*Problem requirements:* According to the article below on the Center for Bright Beams, why does beam science now need a new approach? Answer in one to three sentences.

*Excerpted passage:*
A collaboration of scientists, led by Cornell University, has been awarded $23 million by the National Science Foundation to increase the intensity of beams of charged particles while lowering the cost of key accelerator technologies. This Science and Technology Center (STC) will contribute to scientific advances in disciplines including chemistry and biology by enhancing accelerator capabilities.
Particle accelerators generate powerful X-ray and electron beams that reveal the structure of biological molecules and materials, produce collisions that replicate conditions in the early universe or reveal the structure of the proton, and serve critical functions in manufacturing.
“Beam science enables these devices, but questions in beam science require a new approach,” said Ritchie Patterson, principal investigator for the Center for Bright Beams (CBB) at Cornell. “To realize the full potential of beams for science and industry, we need to combine the expertise of accelerator physicists with the knowledge and tools of scientists and mathematicians from a wide range of disciplines.”
That is precisely what CBB proposes to do, with experts in physical chemistry, materials science, condensed matter physics, plasma physics and mathematics strengthening accelerator scientists from around the country.
The new center, which includes leaders from the Cornell Laboratory for Accelerator-based Sciences and Education (CLASSE), will investigate three inseparable themes of particle accelerators: beam production, beam acceleration, and beam transport and storage.
This center’s overarching research goal is to increase the intensity (brightness) of charged particle beams by a factor of 100, thus enabling ultra-fast electron imaging for materials science and biology, extending the reach of particle colliders, and offering new tools to the semiconductor industry for the creation and inspection of integrated circuits.
For many years, scientists at Cornell and elsewhere have increased beam brightness through clever design of devices for beam production, acceleration and transport, and through largely trial-and-error improvements in materials processing. This strategy has led to enormous advances, benefiting the Cornell Electron Storage Ring and many other accelerators, but it is now reaching its limits. As a result, scientists do not control or even understand all of the factors that contribute to surface resistance, which drives both the length of an accelerator and its energy efficiency, and similar questions remain for other key accelerator technologies. Answering the open scientific questions in beam science requires a new approach.

*Records shown:*
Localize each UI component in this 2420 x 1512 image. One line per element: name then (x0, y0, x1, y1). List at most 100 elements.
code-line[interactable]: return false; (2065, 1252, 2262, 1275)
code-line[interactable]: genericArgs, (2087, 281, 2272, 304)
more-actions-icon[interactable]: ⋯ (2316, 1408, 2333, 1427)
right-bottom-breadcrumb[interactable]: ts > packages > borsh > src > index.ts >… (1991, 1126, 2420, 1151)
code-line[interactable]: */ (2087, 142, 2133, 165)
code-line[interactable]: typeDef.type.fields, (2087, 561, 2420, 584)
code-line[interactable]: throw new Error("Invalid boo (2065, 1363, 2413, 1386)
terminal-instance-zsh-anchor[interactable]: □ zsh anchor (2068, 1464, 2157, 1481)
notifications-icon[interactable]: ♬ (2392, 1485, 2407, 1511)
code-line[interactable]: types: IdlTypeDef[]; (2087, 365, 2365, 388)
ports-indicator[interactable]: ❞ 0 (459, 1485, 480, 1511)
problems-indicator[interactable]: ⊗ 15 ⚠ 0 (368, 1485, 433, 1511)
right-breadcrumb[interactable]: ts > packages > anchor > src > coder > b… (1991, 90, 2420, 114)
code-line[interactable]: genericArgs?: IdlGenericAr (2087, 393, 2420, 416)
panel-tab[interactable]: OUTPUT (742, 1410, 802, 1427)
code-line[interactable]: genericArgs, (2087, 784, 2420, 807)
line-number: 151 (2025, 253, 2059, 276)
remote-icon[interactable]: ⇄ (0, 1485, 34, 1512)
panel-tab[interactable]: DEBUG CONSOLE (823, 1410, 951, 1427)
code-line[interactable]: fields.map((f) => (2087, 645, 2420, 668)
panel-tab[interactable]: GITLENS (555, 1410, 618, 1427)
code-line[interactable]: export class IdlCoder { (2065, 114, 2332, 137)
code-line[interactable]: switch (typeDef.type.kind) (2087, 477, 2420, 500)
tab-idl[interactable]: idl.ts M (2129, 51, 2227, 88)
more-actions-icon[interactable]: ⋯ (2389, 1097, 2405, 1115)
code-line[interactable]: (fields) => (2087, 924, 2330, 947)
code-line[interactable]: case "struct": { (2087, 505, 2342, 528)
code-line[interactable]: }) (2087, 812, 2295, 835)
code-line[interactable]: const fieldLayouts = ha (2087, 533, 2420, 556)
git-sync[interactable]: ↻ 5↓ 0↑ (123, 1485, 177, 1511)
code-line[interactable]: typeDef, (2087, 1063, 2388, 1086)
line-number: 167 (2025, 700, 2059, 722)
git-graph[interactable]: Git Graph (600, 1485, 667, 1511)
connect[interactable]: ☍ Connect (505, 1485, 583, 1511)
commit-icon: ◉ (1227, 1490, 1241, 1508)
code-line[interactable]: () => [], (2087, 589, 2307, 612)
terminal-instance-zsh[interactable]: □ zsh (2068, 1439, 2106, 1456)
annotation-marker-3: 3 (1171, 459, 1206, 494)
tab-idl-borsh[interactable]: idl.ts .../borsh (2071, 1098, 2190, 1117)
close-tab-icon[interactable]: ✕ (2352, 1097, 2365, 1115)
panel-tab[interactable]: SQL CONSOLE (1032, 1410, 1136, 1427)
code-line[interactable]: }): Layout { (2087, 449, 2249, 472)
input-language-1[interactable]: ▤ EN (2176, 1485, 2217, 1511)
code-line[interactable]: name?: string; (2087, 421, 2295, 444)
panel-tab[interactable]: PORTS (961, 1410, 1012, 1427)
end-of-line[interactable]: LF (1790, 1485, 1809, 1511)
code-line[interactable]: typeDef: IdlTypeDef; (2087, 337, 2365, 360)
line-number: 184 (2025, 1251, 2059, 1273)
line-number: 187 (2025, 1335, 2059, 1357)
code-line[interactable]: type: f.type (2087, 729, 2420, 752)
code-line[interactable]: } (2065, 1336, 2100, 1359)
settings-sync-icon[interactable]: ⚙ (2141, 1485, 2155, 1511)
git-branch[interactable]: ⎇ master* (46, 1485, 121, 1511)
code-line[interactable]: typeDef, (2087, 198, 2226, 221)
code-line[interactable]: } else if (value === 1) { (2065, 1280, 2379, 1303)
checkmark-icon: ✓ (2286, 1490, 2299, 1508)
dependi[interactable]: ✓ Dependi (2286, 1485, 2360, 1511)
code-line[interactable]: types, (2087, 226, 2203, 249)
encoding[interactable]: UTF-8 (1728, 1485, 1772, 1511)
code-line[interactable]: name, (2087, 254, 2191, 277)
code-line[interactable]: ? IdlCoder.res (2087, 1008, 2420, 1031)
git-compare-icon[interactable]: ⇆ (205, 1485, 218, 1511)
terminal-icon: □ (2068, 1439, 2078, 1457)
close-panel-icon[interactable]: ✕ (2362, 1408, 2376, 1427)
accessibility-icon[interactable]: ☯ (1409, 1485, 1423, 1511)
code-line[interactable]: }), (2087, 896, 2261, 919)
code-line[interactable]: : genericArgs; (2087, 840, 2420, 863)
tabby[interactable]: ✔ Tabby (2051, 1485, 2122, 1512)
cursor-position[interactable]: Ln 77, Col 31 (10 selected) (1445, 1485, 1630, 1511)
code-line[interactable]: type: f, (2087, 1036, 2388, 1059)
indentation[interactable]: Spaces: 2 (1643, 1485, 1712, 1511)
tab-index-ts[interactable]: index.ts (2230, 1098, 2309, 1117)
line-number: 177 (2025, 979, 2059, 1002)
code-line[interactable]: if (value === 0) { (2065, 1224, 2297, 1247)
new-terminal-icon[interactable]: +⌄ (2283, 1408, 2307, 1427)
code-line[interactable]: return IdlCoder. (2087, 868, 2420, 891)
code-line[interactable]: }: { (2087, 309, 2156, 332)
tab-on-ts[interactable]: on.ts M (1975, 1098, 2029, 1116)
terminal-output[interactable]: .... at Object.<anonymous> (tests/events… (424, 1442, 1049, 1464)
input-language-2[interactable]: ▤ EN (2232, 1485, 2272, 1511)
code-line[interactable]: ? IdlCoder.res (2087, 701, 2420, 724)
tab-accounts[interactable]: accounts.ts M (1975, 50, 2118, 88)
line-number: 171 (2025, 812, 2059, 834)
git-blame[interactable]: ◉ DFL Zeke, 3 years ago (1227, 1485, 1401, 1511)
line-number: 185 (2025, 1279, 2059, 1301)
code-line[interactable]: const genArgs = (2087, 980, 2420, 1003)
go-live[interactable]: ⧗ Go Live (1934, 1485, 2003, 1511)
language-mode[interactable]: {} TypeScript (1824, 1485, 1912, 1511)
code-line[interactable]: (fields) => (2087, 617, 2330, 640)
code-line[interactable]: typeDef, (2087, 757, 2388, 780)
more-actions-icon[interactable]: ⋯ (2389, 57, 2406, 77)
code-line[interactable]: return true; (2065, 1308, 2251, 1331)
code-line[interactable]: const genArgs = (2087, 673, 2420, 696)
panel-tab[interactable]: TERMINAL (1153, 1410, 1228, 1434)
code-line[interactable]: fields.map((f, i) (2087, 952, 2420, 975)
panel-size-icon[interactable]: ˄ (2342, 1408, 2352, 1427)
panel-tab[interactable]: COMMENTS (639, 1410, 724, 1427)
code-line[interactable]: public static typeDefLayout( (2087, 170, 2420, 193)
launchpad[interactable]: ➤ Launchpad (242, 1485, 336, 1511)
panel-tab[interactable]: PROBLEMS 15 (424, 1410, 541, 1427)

*Response area:* The longstanding strategy of raising beam brightness through clever device design and largely trial-and-error improvements in materials processing is reaching its limits. As a result, scientists do not control or even understand all the factors behind surface resistance, which drives an accelerator's length and energy efficiency, and similar open questions remain for other key accelerator technologies.